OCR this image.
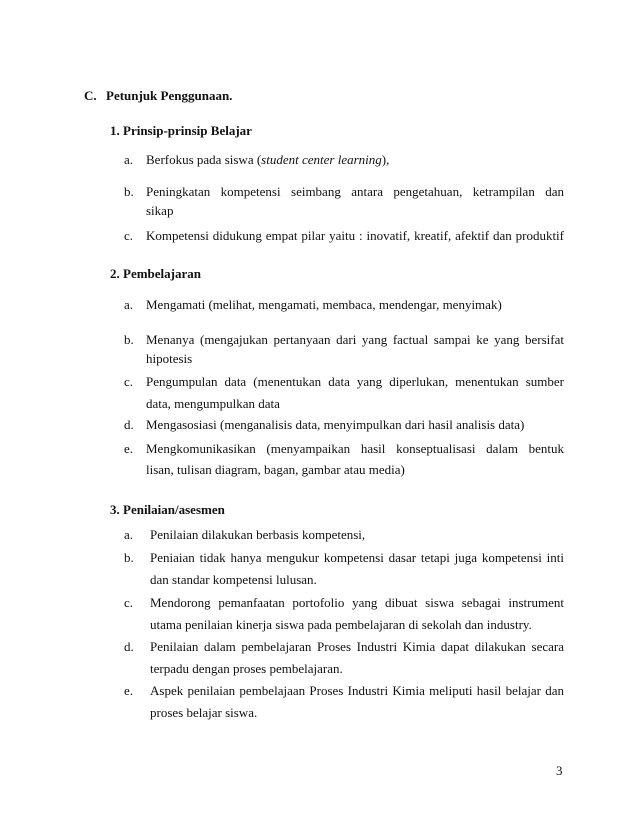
C. Petunjuk Penggunaan.
1. Prinsip-prinsip Belajar
a. Berfokus pada siswa (student center learning),
b. Peningkatan kompetensi seimbang antara pengetahuan, ketrampilan dan
sikap
c. Kompetensi didukung empat pilar yaitu : inovatif, kreatif, afektif dan produktif
2. Pembelajaran
a. Mengamati (melihat, mengamati, membaca, mendengar, menyimak)
b. Menanya (mengajukan pertanyaan dari yang factual sampai ke yang bersifat
hipotesis
c. Pengumpulan data (menentukan data yang diperlukan, menentukan sumber
data, mengumpulkan data
d. Mengasosiasi (menganalisis data, menyimpulkan dari hasil analisis data)
e. Mengkomunikasikan (menyampaikan hasil konseptualisasi dalam bentuk
lisan, tulisan diagram, bagan, gambar atau media)
3. Penilaian/asesmen
a. Penilaian dilakukan berbasis kompetensi,
b. Peniaian tidak hanya mengukur kompetensi dasar tetapi juga kompetensi inti
dan standar kompetensi lulusan.
c. Mendorong pemanfaatan portofolio yang dibuat siswa sebagai instrument
utama penilaian kinerja siswa pada pembelajaran di sekolah dan industry.
d. Penilaian dalam pembelajaran Proses Industri Kimia dapat dilakukan secara
terpadu dengan proses pembelajaran.
e. Aspek penilaian pembelajaan Proses Industri Kimia meliputi hasil belajar dan
proses belajar siswa.
3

■ **AIM OF THE EXERCISE**
Repeat the preceding records precisely, and leave every picture out of the copy.

■ **EXERCISE RESPONSE**
OCR this image.
C. Petunjuk Penggunaan.
1. Prinsip-prinsip Belajar
a. Berfokus pada siswa (student center learning),
b. Peningkatan kompetensi seimbang antara pengetahuan, ketrampilan dan
sikap
c. Kompetensi didukung empat pilar yaitu : inovatif, kreatif, afektif dan produktif
2. Pembelajaran
a. Mengamati (melihat, mengamati, membaca, mendengar, menyimak)
b. Menanya (mengajukan pertanyaan dari yang factual sampai ke yang bersifat
hipotesis
c. Pengumpulan data (menentukan data yang diperlukan, menentukan sumber
data, mengumpulkan data
d. Mengasosiasi (menganalisis data, menyimpulkan dari hasil analisis data)
e. Mengkomunikasikan (menyampaikan hasil konseptualisasi dalam bentuk
lisan, tulisan diagram, bagan, gambar atau media)
3. Penilaian/asesmen
a. Penilaian dilakukan berbasis kompetensi,
b. Peniaian tidak hanya mengukur kompetensi dasar tetapi juga kompetensi inti
dan standar kompetensi lulusan.
c. Mendorong pemanfaatan portofolio yang dibuat siswa sebagai instrument
utama penilaian kinerja siswa pada pembelajaran di sekolah dan industry.
d. Penilaian dalam pembelajaran Proses Industri Kimia dapat dilakukan secara
terpadu dengan proses pembelajaran.
e. Aspek penilaian pembelajaan Proses Industri Kimia meliputi hasil belajar dan
proses belajar siswa.
3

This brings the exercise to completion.